◆ **WHAT YOU ARE ASKED TO DO**
Pull every line holding the string "Pressure" from the records below.

#####

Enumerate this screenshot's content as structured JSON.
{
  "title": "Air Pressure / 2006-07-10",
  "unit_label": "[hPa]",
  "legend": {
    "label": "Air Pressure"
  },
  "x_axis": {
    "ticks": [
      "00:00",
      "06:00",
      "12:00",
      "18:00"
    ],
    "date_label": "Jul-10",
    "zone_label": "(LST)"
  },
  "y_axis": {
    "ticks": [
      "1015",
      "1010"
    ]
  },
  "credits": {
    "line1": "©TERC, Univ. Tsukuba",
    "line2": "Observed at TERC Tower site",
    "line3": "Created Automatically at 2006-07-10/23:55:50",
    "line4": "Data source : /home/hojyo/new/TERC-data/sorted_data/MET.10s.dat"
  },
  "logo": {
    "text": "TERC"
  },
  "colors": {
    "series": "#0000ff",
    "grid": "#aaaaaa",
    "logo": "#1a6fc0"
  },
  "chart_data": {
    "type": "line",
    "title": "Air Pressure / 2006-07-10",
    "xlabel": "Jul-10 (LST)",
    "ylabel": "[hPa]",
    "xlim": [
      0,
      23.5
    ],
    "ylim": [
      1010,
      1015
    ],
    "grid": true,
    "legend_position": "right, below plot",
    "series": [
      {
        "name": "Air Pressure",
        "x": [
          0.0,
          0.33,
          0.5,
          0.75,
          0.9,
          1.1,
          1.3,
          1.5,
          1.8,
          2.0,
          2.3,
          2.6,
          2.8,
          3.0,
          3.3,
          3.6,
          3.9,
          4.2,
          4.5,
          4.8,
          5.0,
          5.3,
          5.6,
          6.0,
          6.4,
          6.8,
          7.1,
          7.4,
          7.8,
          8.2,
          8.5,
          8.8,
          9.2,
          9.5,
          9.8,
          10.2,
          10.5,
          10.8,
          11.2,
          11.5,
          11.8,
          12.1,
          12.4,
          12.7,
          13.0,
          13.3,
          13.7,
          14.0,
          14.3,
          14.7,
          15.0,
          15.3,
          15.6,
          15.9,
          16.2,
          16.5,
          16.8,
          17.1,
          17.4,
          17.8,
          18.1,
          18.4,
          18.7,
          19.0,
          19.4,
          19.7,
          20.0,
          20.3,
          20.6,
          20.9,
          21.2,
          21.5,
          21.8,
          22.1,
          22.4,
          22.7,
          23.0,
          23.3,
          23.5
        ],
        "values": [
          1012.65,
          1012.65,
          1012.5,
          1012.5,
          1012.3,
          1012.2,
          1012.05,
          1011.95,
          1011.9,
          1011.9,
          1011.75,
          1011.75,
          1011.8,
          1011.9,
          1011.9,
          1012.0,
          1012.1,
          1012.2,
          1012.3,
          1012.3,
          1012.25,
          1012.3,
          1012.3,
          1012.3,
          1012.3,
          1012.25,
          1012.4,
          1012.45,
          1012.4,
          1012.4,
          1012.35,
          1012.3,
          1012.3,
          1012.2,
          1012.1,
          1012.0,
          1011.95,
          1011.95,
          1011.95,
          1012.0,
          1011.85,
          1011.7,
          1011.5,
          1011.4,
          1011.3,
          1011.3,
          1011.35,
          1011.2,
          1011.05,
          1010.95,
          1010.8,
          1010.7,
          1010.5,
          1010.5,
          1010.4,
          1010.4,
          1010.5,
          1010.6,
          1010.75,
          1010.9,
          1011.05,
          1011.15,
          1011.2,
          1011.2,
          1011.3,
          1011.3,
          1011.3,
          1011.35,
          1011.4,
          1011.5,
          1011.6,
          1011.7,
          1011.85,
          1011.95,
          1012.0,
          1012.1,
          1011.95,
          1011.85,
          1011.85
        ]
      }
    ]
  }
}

#####

◆ **RESULT OF THE TASK**
  "title": "Air Pressure / 2006-07-10",
    "label": "Air Pressure"
    "title": "Air Pressure / 2006-07-10",
        "name": "Air Pressure",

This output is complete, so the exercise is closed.